◆ EXERCISE ◆
From the listing below, tally the lines that include "Emissions". Return only the total.

____ GIVEN RECORDS

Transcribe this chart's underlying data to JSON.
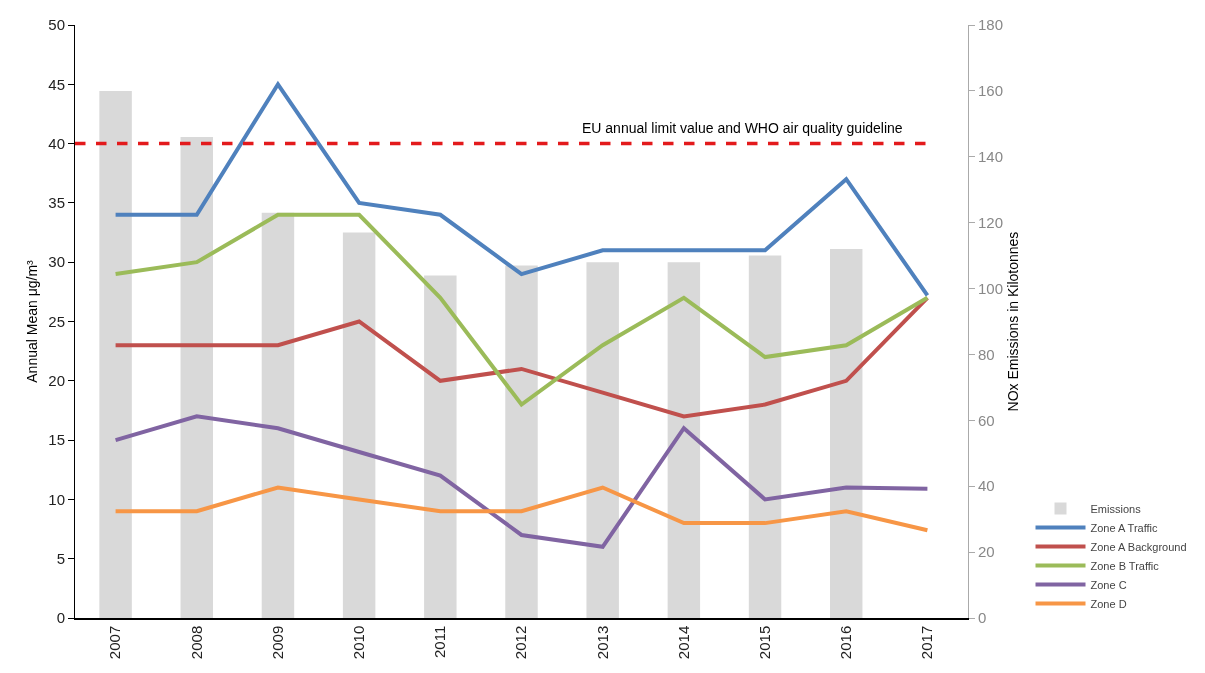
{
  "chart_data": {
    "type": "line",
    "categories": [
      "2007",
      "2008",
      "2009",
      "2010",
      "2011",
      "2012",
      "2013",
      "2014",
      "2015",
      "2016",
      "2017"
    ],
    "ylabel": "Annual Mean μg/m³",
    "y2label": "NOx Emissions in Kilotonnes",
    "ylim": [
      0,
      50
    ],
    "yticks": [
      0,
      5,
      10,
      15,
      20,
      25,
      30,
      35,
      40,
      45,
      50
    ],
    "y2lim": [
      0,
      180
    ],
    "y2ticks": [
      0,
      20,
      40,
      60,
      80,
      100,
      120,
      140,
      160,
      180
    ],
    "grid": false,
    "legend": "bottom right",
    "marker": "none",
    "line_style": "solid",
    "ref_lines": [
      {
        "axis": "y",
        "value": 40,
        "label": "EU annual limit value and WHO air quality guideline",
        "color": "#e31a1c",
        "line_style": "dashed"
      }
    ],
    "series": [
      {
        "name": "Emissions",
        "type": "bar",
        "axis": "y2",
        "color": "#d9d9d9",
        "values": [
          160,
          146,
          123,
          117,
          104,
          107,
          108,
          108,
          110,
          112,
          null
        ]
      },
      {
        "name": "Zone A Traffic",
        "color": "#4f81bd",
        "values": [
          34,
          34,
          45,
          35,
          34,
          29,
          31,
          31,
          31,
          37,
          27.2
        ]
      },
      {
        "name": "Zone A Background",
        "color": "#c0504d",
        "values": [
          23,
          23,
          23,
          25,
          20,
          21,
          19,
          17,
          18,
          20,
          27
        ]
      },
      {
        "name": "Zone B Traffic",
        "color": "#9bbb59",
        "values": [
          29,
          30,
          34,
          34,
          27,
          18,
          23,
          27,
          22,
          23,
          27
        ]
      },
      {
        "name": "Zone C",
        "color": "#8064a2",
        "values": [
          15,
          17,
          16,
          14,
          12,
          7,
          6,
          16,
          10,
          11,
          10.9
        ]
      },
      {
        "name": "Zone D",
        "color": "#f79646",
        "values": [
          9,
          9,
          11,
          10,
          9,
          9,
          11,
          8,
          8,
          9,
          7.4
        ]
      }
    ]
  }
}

________

◆ FINISHED TASK ◆
2